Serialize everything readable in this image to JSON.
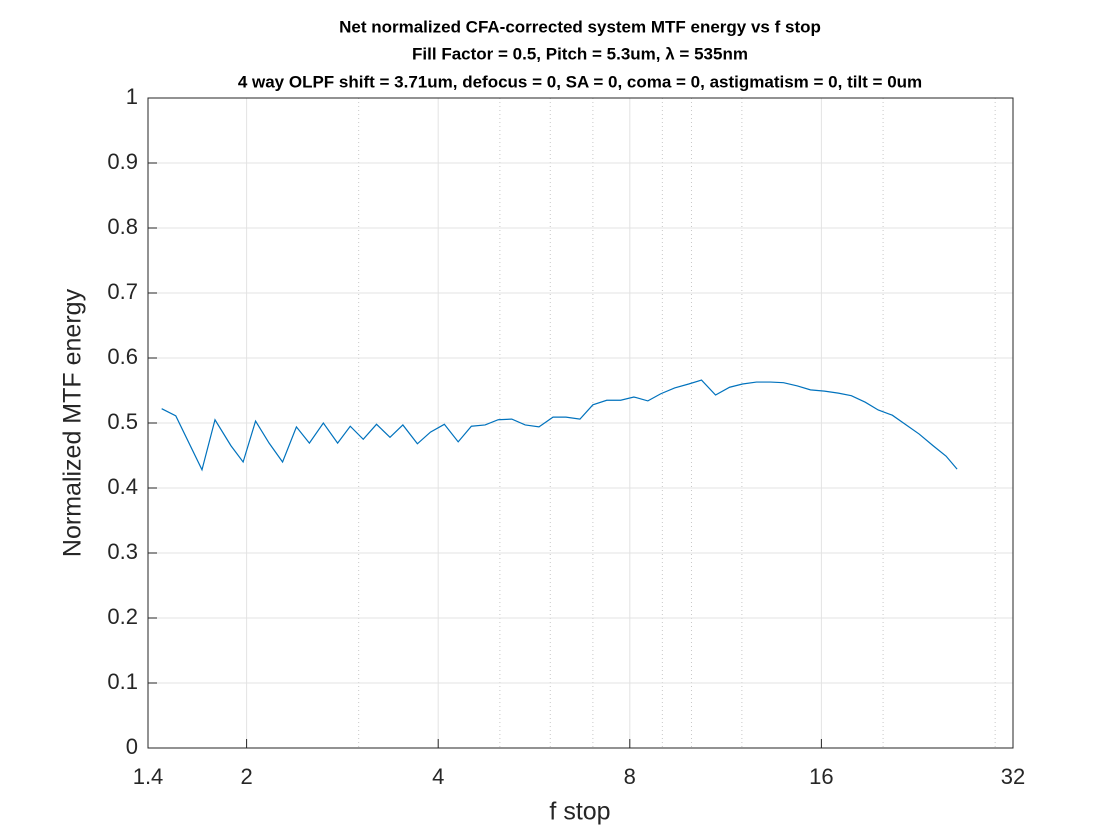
{
  "chart_data": {
    "type": "line",
    "title": [
      "Net normalized CFA-corrected system MTF energy vs f stop",
      "Fill Factor = 0.5, Pitch = 5.3um, λ = 535nm",
      "4 way OLPF shift = 3.71um, defocus = 0, SA = 0, coma = 0, astigmatism = 0, tilt = 0um"
    ],
    "xlabel": "f stop",
    "ylabel": "Normalized MTF energy",
    "xscale": "log",
    "grid": true,
    "xlim": [
      1.4,
      32
    ],
    "xticks": [
      1.4,
      2,
      4,
      8,
      16,
      32
    ],
    "xminorticks": [
      3,
      5,
      6,
      7,
      9,
      10,
      12,
      20,
      30
    ],
    "ylim": [
      0,
      1
    ],
    "yticks": [
      0,
      0.1,
      0.2,
      0.3,
      0.4,
      0.5,
      0.6,
      0.7,
      0.8,
      0.9,
      1
    ],
    "x": [
      1.471,
      1.548,
      1.702,
      1.784,
      1.89,
      1.975,
      2.066,
      2.17,
      2.278,
      2.395,
      2.51,
      2.64,
      2.78,
      2.91,
      3.05,
      3.2,
      3.36,
      3.52,
      3.71,
      3.89,
      4.09,
      4.3,
      4.51,
      4.74,
      4.97,
      5.22,
      5.48,
      5.76,
      6.06,
      6.35,
      6.68,
      7.0,
      7.36,
      7.74,
      8.12,
      8.54,
      8.95,
      9.41,
      9.9,
      10.37,
      10.91,
      11.48,
      12.03,
      12.65,
      13.31,
      13.95,
      14.67,
      15.38,
      16.18,
      17.01,
      17.83,
      18.75,
      19.65,
      20.68,
      21.75,
      22.79,
      23.97,
      25.12,
      26.14
    ],
    "series": [
      {
        "color": "#0072bd",
        "values": [
          0.522,
          0.511,
          0.428,
          0.505,
          0.465,
          0.44,
          0.503,
          0.469,
          0.44,
          0.494,
          0.469,
          0.5,
          0.469,
          0.495,
          0.475,
          0.498,
          0.478,
          0.497,
          0.468,
          0.486,
          0.498,
          0.471,
          0.495,
          0.497,
          0.505,
          0.506,
          0.497,
          0.494,
          0.509,
          0.509,
          0.506,
          0.528,
          0.535,
          0.535,
          0.54,
          0.534,
          0.545,
          0.554,
          0.56,
          0.566,
          0.543,
          0.555,
          0.56,
          0.563,
          0.563,
          0.562,
          0.557,
          0.551,
          0.549,
          0.546,
          0.542,
          0.532,
          0.52,
          0.512,
          0.497,
          0.483,
          0.465,
          0.449,
          0.429
        ]
      }
    ]
  }
}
○ ○ ○ ○ ○
### Task prompt
Of all the lines above, how many contain "stop"? Give the number and nothing more.

### Answer in full
2